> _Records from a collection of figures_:

- - - - - - -

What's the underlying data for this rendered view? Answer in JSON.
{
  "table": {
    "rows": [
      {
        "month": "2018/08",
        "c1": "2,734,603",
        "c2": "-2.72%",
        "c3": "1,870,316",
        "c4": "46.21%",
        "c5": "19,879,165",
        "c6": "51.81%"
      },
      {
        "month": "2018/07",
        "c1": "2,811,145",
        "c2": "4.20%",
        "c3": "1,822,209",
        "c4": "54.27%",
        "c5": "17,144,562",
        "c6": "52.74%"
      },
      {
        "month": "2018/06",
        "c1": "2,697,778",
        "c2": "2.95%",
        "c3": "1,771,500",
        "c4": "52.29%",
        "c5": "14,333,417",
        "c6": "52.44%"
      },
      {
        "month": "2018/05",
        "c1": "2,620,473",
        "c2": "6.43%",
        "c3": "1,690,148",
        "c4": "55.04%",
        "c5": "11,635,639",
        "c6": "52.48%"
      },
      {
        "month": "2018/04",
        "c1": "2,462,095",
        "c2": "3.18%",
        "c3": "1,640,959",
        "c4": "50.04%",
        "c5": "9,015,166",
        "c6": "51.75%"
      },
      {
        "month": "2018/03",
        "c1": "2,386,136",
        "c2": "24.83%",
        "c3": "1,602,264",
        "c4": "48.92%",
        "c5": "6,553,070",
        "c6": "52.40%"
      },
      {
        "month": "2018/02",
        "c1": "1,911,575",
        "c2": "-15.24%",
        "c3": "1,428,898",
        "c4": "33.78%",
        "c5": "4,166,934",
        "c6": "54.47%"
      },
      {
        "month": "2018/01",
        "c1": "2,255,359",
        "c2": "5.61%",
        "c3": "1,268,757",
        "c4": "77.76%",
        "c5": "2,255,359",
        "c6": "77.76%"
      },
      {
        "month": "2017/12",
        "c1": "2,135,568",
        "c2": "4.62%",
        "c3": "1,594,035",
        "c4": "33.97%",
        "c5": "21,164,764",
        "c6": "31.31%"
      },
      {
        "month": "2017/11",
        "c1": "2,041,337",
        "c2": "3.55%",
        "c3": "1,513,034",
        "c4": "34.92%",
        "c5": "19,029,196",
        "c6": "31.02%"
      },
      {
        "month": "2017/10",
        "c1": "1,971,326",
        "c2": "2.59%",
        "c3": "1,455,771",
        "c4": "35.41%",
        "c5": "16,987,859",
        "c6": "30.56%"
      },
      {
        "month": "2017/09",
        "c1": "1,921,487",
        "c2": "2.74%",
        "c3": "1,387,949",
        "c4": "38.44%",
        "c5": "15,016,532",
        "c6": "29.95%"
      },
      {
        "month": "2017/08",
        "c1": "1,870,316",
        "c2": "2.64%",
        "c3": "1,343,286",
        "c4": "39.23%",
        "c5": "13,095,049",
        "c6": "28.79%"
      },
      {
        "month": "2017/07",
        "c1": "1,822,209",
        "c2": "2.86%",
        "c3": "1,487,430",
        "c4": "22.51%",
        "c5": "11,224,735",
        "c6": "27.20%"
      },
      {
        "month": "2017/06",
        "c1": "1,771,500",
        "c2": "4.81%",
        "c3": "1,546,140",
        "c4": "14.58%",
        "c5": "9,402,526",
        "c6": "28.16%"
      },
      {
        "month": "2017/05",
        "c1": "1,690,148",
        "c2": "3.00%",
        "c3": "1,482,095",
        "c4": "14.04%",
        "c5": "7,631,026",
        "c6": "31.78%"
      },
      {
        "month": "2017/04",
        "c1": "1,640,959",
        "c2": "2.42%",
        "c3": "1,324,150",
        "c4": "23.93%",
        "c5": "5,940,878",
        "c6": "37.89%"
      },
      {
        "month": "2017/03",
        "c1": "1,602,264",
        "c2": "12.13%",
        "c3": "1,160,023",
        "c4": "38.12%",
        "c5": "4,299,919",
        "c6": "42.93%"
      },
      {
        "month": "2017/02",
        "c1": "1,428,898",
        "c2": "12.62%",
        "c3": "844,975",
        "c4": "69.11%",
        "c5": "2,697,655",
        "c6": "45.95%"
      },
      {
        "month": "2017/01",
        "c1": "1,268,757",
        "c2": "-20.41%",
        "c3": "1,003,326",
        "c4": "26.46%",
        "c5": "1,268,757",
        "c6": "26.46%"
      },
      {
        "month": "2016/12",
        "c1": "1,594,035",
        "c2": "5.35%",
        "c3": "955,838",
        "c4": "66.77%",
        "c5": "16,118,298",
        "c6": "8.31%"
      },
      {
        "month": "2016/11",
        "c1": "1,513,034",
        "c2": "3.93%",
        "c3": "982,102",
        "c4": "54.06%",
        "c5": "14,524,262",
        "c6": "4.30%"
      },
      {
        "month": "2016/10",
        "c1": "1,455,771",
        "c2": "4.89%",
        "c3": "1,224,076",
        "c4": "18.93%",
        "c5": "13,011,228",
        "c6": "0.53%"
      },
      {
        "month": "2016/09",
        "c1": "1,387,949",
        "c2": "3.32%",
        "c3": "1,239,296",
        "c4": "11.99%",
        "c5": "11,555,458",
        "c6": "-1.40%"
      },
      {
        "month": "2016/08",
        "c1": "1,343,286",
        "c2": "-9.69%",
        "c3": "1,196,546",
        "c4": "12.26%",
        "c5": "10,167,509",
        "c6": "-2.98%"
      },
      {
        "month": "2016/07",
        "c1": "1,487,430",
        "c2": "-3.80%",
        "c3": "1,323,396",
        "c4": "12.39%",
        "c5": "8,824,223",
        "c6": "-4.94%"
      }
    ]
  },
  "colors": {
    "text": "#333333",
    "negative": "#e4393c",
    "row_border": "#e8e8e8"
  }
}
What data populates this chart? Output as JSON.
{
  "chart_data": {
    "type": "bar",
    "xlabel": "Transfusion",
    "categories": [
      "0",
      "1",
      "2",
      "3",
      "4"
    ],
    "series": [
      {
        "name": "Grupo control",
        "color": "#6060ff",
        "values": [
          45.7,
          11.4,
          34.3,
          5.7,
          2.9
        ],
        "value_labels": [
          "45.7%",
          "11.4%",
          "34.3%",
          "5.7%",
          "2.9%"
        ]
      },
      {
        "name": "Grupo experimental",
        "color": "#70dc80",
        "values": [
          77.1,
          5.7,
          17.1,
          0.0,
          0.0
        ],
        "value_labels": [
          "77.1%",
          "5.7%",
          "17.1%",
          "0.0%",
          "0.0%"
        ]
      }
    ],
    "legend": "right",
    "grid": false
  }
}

- - - - - - -

> _Problem to work on_: In the lines above, locate the string "name". Copy every line where it occurs.

> _Task solution_:
        "name": "Grupo control",
        "name": "Grupo experimental",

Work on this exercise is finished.